--- Written exercise ---
Repeat each record exactly. Any picture gets left out.
++++
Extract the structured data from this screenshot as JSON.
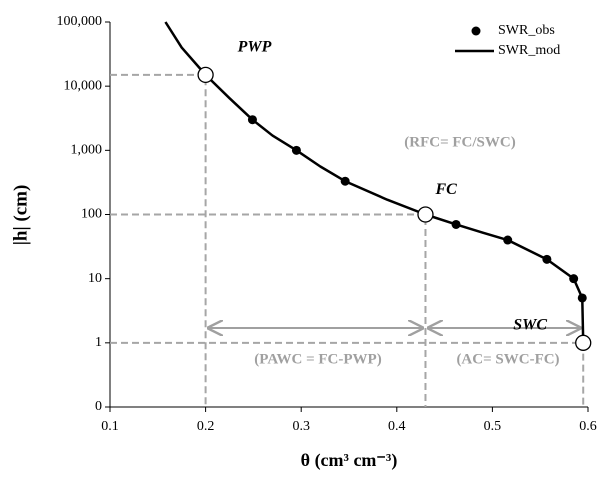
{
  "chart_data": {
    "type": "line",
    "y_label": "|h| (cm)",
    "x_label": "θ (cm³ cm⁻³)",
    "xlim": [
      0.1,
      0.6
    ],
    "xticks": [
      0.1,
      0.2,
      0.3,
      0.4,
      0.5,
      0.6
    ],
    "ylim": [
      0.1,
      100000
    ],
    "log_y": true,
    "yticks": [
      {
        "value": 0.1,
        "label": "0"
      },
      1,
      10,
      100,
      {
        "value": 1000,
        "label": "1,000"
      },
      {
        "value": 10000,
        "label": "10,000"
      },
      {
        "value": 100000,
        "label": "100,000"
      }
    ],
    "legend": "upper right",
    "series": [
      {
        "name": "SWR_obs",
        "color": "#000000",
        "style": "markers",
        "x": [
          0.249,
          0.295,
          0.346,
          0.462,
          0.516,
          0.557,
          0.585,
          0.594
        ],
        "values": [
          3000,
          1000,
          330,
          70,
          40,
          20,
          10,
          5
        ]
      },
      {
        "name": "SWR_mod",
        "color": "#000000",
        "style": "line",
        "x": [
          0.158,
          0.175,
          0.2,
          0.225,
          0.249,
          0.27,
          0.295,
          0.32,
          0.346,
          0.39,
          0.43,
          0.462,
          0.49,
          0.516,
          0.557,
          0.585,
          0.594,
          0.595
        ],
        "values": [
          100000,
          40000,
          15000,
          6500,
          3000,
          1700,
          1000,
          560,
          330,
          170,
          100,
          70,
          52,
          40,
          20,
          10,
          5,
          1
        ]
      }
    ],
    "points": [
      {
        "label": "PWP",
        "x": 0.2,
        "y": 15000
      },
      {
        "label": "FC",
        "x": 0.43,
        "y": 100
      },
      {
        "label": "SWC",
        "x": 0.595,
        "y": 1
      }
    ],
    "annotations": [
      "(RFC= FC/SWC)",
      "(PAWC = FC-PWP)",
      "(AC= SWC-FC)"
    ]
  }
}
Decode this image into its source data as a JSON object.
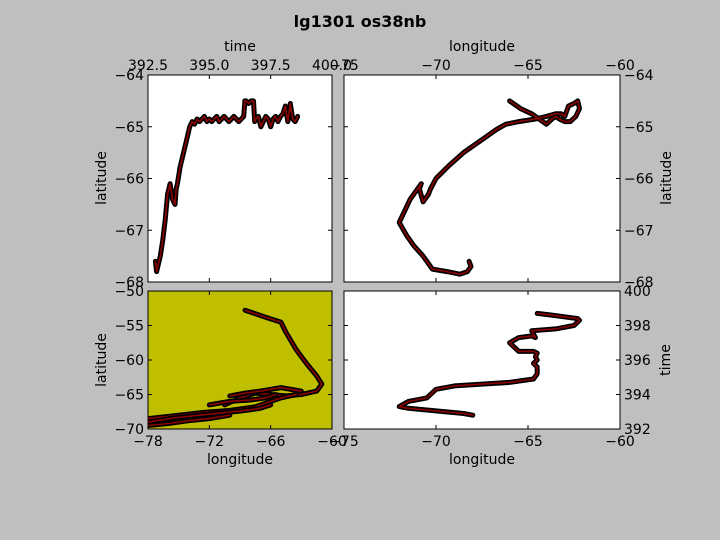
++++
--- Solution to this exercise ---
Extract the structured data from this screenshot as JSON.
{
  "chart_data": {
    "type": "line",
    "y_label": "|h| (cm)",
    "x_label": "θ (cm³ cm⁻³)",
    "xlim": [
      0.1,
      0.6
    ],
    "xticks": [
      0.1,
      0.2,
      0.3,
      0.4,
      0.5,
      0.6
    ],
    "ylim": [
      0.1,
      100000
    ],
    "log_y": true,
    "yticks": [
      {
        "value": 0.1,
        "label": "0"
      },
      1,
      10,
      100,
      {
        "value": 1000,
        "label": "1,000"
      },
      {
        "value": 10000,
        "label": "10,000"
      },
      {
        "value": 100000,
        "label": "100,000"
      }
    ],
    "legend": "upper right",
    "series": [
      {
        "name": "SWR_obs",
        "color": "#000000",
        "style": "markers",
        "x": [
          0.249,
          0.295,
          0.346,
          0.462,
          0.516,
          0.557,
          0.585,
          0.594
        ],
        "values": [
          3000,
          1000,
          330,
          70,
          40,
          20,
          10,
          5
        ]
      },
      {
        "name": "SWR_mod",
        "color": "#000000",
        "style": "line",
        "x": [
          0.158,
          0.175,
          0.2,
          0.225,
          0.249,
          0.27,
          0.295,
          0.32,
          0.346,
          0.39,
          0.43,
          0.462,
          0.49,
          0.516,
          0.557,
          0.585,
          0.594,
          0.595
        ],
        "values": [
          100000,
          40000,
          15000,
          6500,
          3000,
          1700,
          1000,
          560,
          330,
          170,
          100,
          70,
          52,
          40,
          20,
          10,
          5,
          1
        ]
      }
    ],
    "points": [
      {
        "label": "PWP",
        "x": 0.2,
        "y": 15000
      },
      {
        "label": "FC",
        "x": 0.43,
        "y": 100
      },
      {
        "label": "SWC",
        "x": 0.595,
        "y": 1
      }
    ],
    "annotations": [
      "(RFC= FC/SWC)",
      "(PAWC = FC-PWP)",
      "(AC= SWC-FC)"
    ]
  }
}
Decode this image into its source data as a JSON object.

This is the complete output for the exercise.